List of tasks:
- a) Can you extract the passage of the gig economy text between "Reasons for this" and "make it happen.", inclusive?
- b) In the gig economy text, what share of India's active labor force do gig workers make up under the draft code's broad definition?

Document text:
## Begin

Data Ownership and the Gig Economy
Current State of Affairs
The labour ministry’s draft code defines a gig worker as a person who performs work or participates in a work arrangement; and earns from such activities outside of a traditional employer-employee relationship. Going by this broad definition the number of Indian gig economy workers are 426 million (informal+temporary workers) i.e. 92% of India’s active labour force (1). This is happening at an odd juncture where our demographic dividend is set to be at the highest. We will be home to the world’s largest population of young individuals — without the means to capitalise on their youth.
Reasons for this are multifold: educational organisations that are disconnected from reality, industries that work with labor laws not updated with time, a population explosion and the vast majority of our economy being informal (2). We need a new generation of firms looking primarily at imparting, developing and matching skills to meet the needs of the current state of the economy. This stack will be referred to as “skill-tech” in the future. While we see the gig economy as our likely escape route, the lack of foresight around how it is being developed can create new perils further down the road. Visions of a $5 trillion economy will be unattainable if we do not build the infrastructure to make it happen.
Data Blind Labor Markets
Rise of the gig economy reduces responsibility from capitalistic entities while capturing great amounts of power. This “power” is primarily in the form of data of individuals working on gig economy platforms. The average gig economy worker today — has no less bargaining power, workplace benefits, minimum wages or a safety net in the event that the platform they rely on decides to boot them out. In the informal sector, there is no accountability for wages; leading towards wage inefficiency for the nation’s poorest. In the absence of data interoperability, they do not even have the means to transfer records of the quality of their work to a third party platform. This data could be historic records of their economic interactions, the frequency and efficiency of their work or reviews provided by customers. Absence of data ownership in the 21st century is a remnant of the absence of sovereign rights back in the 17th and 18th. Unfortunately, regulators and policy makers have not caught up to that reality yet.

## End

Given material:
## Begin

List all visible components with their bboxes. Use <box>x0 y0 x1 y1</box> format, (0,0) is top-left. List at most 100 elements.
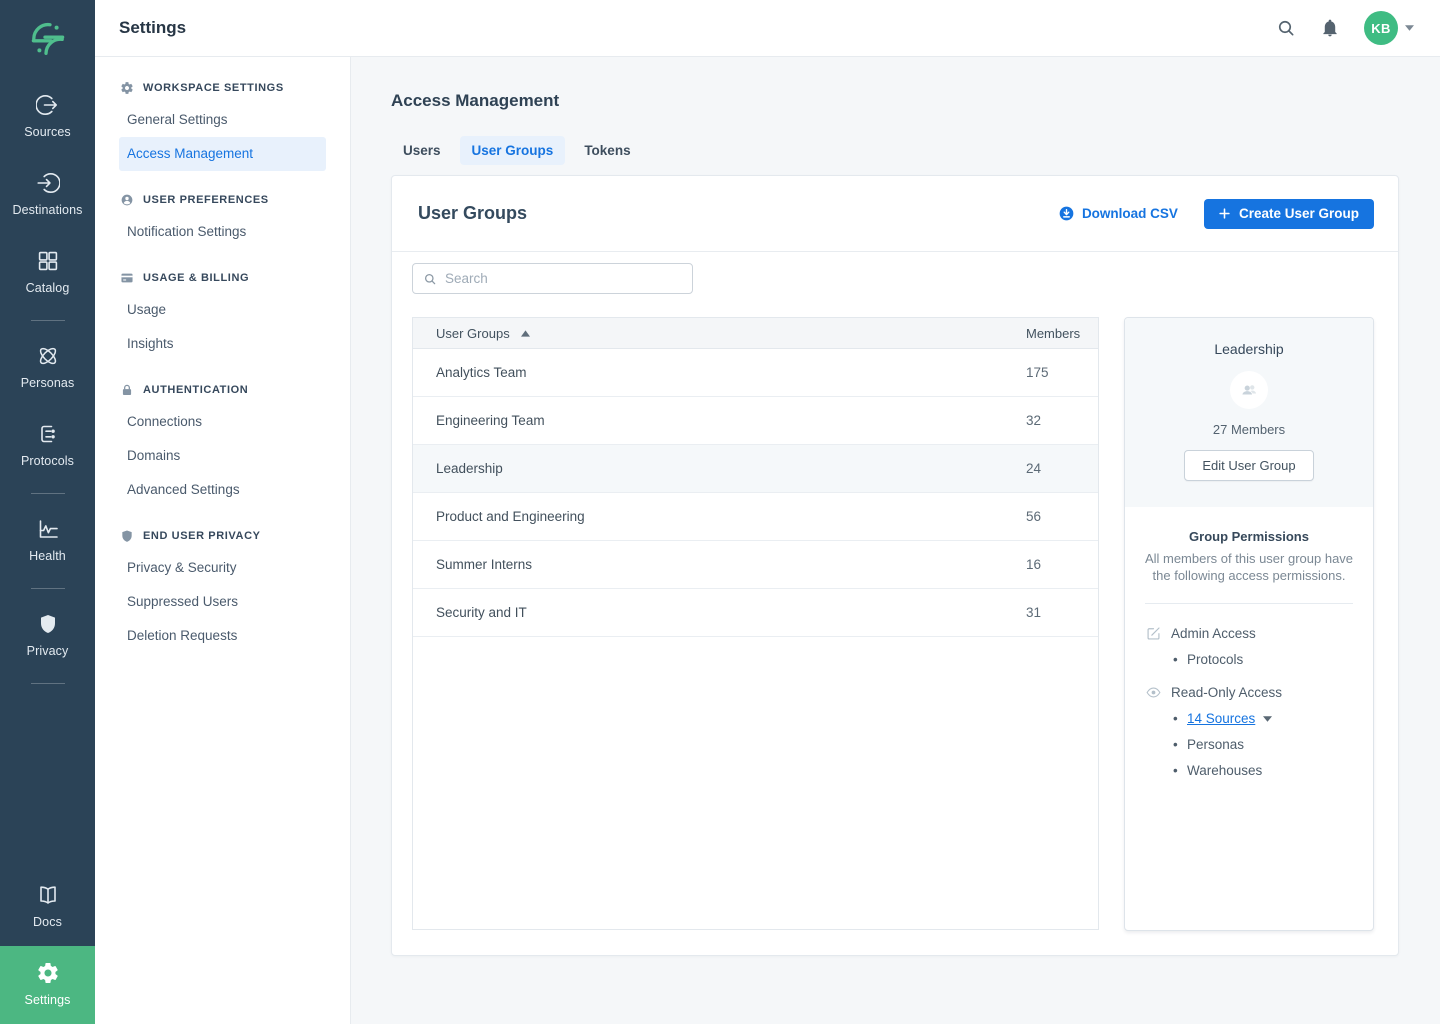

## End

Exercise answers:
- a)
Reasons for this are multifold: educational organisations that are disconnected from reality, industries that work with labor laws not updated with time, a population explosion and the vast majority of our economy being informal (2). We need a new generation of firms looking primarily at imparting, developing and matching skills to meet the needs of the current state of the economy. This stack will be referred to as “skill-tech” in the future. While we see the gig economy as our likely escape route, the lack of foresight around how it is being developed can create new perils further down the road. Visions of a $5 trillion economy will be unattainable if we do not build the infrastructure to make it happen.

- b) 92%, or 426 million workers.